*DATA SHOWN*:
********

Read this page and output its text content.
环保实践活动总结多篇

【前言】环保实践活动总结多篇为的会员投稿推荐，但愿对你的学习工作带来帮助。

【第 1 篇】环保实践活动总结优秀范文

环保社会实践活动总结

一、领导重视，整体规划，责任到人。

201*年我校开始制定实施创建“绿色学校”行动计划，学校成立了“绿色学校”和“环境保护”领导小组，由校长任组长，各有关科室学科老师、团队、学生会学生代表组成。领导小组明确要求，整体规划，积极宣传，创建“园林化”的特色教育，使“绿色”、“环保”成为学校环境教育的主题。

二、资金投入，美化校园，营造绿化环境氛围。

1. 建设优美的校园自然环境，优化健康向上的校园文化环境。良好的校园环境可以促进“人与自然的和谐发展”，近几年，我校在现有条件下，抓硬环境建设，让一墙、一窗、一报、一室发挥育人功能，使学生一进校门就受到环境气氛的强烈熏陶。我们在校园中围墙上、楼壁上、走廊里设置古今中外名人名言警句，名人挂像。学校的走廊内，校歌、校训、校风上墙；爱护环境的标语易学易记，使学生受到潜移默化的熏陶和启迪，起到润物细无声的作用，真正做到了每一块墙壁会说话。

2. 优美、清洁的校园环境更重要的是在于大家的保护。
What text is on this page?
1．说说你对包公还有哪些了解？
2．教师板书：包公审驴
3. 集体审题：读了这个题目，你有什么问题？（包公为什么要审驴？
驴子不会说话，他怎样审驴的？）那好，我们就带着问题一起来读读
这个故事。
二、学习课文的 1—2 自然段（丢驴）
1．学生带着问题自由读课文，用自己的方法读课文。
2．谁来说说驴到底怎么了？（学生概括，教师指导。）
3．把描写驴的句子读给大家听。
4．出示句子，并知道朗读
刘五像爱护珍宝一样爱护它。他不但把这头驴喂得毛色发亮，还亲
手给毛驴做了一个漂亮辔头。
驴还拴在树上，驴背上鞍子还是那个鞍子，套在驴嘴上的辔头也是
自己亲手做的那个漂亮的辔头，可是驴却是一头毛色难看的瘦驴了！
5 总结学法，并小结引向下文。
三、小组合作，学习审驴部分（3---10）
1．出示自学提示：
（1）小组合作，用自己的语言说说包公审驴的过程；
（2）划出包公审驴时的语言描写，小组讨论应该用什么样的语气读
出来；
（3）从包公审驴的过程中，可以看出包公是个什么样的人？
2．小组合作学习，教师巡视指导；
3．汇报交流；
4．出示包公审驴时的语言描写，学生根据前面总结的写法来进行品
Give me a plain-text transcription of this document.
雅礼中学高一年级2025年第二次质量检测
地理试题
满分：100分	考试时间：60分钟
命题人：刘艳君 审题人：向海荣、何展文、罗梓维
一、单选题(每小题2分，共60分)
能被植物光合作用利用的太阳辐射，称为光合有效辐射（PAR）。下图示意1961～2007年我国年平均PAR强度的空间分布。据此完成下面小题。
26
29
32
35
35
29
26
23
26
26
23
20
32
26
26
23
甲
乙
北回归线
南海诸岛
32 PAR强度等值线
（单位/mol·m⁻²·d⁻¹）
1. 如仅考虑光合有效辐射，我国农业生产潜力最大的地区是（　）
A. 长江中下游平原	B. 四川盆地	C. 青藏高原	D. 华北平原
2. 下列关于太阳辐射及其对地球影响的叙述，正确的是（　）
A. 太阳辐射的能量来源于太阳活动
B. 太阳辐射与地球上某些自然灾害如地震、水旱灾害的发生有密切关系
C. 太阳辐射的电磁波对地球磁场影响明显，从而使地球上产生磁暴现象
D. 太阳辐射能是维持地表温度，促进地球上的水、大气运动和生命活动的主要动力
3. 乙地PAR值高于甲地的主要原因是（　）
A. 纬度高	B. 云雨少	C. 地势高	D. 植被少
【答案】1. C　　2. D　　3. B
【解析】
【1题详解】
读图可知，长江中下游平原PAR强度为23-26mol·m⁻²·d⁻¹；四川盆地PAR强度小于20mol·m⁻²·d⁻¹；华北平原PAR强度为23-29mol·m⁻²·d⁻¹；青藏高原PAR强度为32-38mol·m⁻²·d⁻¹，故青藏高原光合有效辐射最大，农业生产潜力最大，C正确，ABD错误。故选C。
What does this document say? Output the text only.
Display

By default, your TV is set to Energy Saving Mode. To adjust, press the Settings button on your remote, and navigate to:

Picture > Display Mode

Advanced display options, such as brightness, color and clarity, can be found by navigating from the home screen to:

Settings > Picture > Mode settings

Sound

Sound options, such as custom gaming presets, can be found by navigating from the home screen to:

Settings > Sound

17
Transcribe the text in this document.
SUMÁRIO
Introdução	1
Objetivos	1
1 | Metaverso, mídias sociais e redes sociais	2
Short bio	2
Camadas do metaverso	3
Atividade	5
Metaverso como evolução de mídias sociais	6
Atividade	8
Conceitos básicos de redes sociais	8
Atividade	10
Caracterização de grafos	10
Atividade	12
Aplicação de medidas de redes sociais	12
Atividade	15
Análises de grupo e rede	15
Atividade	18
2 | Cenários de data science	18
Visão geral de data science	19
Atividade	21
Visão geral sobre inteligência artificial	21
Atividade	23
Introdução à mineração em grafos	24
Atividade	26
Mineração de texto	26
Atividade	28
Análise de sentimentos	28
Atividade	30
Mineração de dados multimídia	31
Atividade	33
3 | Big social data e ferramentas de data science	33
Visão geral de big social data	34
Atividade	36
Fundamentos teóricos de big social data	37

********

Pull out every line from the one with "Transcribe the text in this document." to the end of the listing, and output only those.

*RESULT FOR THIS EXERCISE*:
Transcribe the text in this document.
SUMÁRIO
Introdução	1
Objetivos	1
1 | Metaverso, mídias sociais e redes sociais	2
Short bio	2
Camadas do metaverso	3
Atividade	5
Metaverso como evolução de mídias sociais	6
Atividade	8
Conceitos básicos de redes sociais	8
Atividade	10
Caracterização de grafos	10
Atividade	12
Aplicação de medidas de redes sociais	12
Atividade	15
Análises de grupo e rede	15
Atividade	18
2 | Cenários de data science	18
Visão geral de data science	19
Atividade	21
Visão geral sobre inteligência artificial	21
Atividade	23
Introdução à mineração em grafos	24
Atividade	26
Mineração de texto	26
Atividade	28
Análise de sentimentos	28
Atividade	30
Mineração de dados multimídia	31
Atividade	33
3 | Big social data e ferramentas de data science	33
Visão geral de big social data	34
Atividade	36
Fundamentos teóricos de big social data	37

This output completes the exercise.